**Exercise brief**. Review the listing and copy each line that holds the word "Похоронен".
[start of Provided entries]
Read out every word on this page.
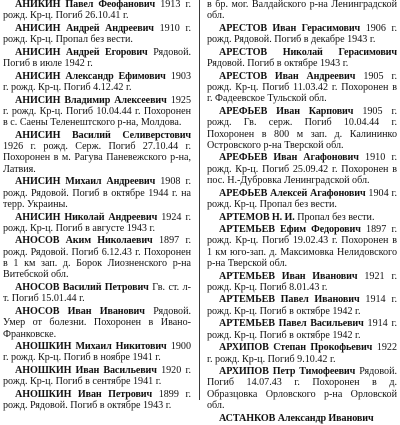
АНИКИН Павел Феофанович 1913 г. рожд. Кр-ц. Погиб 26.10.41 г.

АНИСИН Андрей Андреевич 1910 г. рожд. Кр-ц. Пропал без вести.

АНИСИН Андрей Егорович Рядовой. Погиб в июле 1942 г.

АНИСИН Александр Ефимович 1903 г. рожд. Кр-ц. Погиб 4.12.42 г.

АНИСИН Владимир Алексеевич 1925 г. рожд. Кр-ц. Погиб 10.04.44 г. Похоронен в с. Саены Теленештского р-на, Молдова.

АНИСИН Василий Селиверстович1926 г. рожд. Серж. Погиб 27.10.44 г. Похоронен в м. Рагува Паневежского р-на, Латвия.

АНИСИН Михаил Андреевич 1908 г. рожд. Рядовой. Погиб в октябре 1944 г. на терр. Украины.

АНИСИН Николай Андреевич 1924 г. рожд. Кр-ц. Погиб в августе 1943 г.

АНОСОВ Аким Николаевич 1897 г. рожд. Рядовой. Погиб 6.12.43 г. Похоронен в 1 км зап. д. Борок Лиозненского р-на Витебской обл.

АНОСОВ Василий Петрович Гв. ст. л-т. Погиб 15.01.44 г.

АНОСОВ Иван Иванович Рядовой. Умер от болезни. Похоронен в Ивано-Франковске.

АНОШКИН Михаил Никитович 1900 г. рожд. Кр-ц. Погиб в ноябре 1941 г.

АНОШКИН Иван Васильевич 1920 г. рожд. Кр-ц. Погиб в сентябре 1941 г.

АНОШКИН Иван Петрович 1899 г. рожд. Рядовой. Погиб в октябре 1943 г.

в бр. мог. Валдайского р-на Ленинградской обл.

АРЕСТОВ Иван Герасимович 1906 г. рожд. Рядовой. Погиб в декабре 1943 г.

АРЕСТОВ Николай ГерасимовичРядовой. Погиб в октябре 1943 г.

АРЕСТОВ Иван Андреевич 1905 г. рожд. Кр-ц. Погиб 11.03.42 г. Похоронен в г. Фадеевское Тульской обл.

АРЕФЬЕВ Иван Карпович 1905 г. рожд. Гв. серж. Погиб 10.04.44 г. Похоронен в 800 м зап. д. Калининко Островского р-на Тверской обл.

АРЕФЬЕВ Иван Агафонович 1910 г. рожд. Кр-ц. Погиб 25.09.42 г. Похоронен в пос. Н.-Дубровка Ленинградской обл.

АРЕФЬЕВ Алексей Агафонович 1904 г. рожд. Кр-ц. Пропал без вести.

АРТЕМОВ Н. И. Пропал без вести.

АРТЕМЬЕВ Ефим Федорович 1897 г. рожд. Кр-ц. Погиб 19.02.43 г. Похоронен в 1 км юго-зап. д. Максимовка Нелидовского р-на Тверской обл.

АРТЕМЬЕВ Иван Иванович 1921 г. рожд. Кр-ц. Погиб 8.01.43 г.

АРТЕМЬЕВ Павел Иванович 1914 г. рожд. Кр-ц. Погиб в октябре 1942 г.

АРТЕМЬЕВ Павел Васильевич 1914 г. рожд. Кр-ц. Погиб в октябре 1942 г.

АРХИПОВ Степан Прокофьевич 1922 г. рожд. Кр-ц. Погиб 9.10.42 г.

АРХИПОВ Петр Тимофеевич Рядовой. Погиб 14.07.43 г. Похоронен в д. Образцовка Орловского р-на Орловской обл.

АСТАНКОВ Александр Иванович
[end of Provided entries]
**Response to this exercise**.
АНИСИН Владимир Алексеевич 1925 г. рожд. Кр-ц. Погиб 10.04.44 г. Похоронен в с. Саены Теленештского р-на, Молдова.
АНИСИН Василий Селиверстович1926 г. рожд. Серж. Погиб 27.10.44 г. Похоронен в м. Рагува Паневежского р-на, Латвия.
АНОСОВ Аким Николаевич 1897 г. рожд. Рядовой. Погиб 6.12.43 г. Похоронен в 1 км зап. д. Борок Лиозненского р-на Витебской обл.
АНОСОВ Иван Иванович Рядовой. Умер от болезни. Похоронен в Ивано-Франковске.
АРЕСТОВ Иван Андреевич 1905 г. рожд. Кр-ц. Погиб 11.03.42 г. Похоронен в г. Фадеевское Тульской обл.
АРЕФЬЕВ Иван Карпович 1905 г. рожд. Гв. серж. Погиб 10.04.44 г. Похоронен в 800 м зап. д. Калининко Островского р-на Тверской обл.
АРЕФЬЕВ Иван Агафонович 1910 г. рожд. Кр-ц. Погиб 25.09.42 г. Похоронен в пос. Н.-Дубровка Ленинградской обл.
АРТЕМЬЕВ Ефим Федорович 1897 г. рожд. Кр-ц. Погиб 19.02.43 г. Похоронен в 1 км юго-зап. д. Максимовка Нелидовского р-на Тверской обл.
АРХИПОВ Петр Тимофеевич Рядовой. Погиб 14.07.43 г. Похоронен в д. Образцовка Орловского р-на Орловской обл.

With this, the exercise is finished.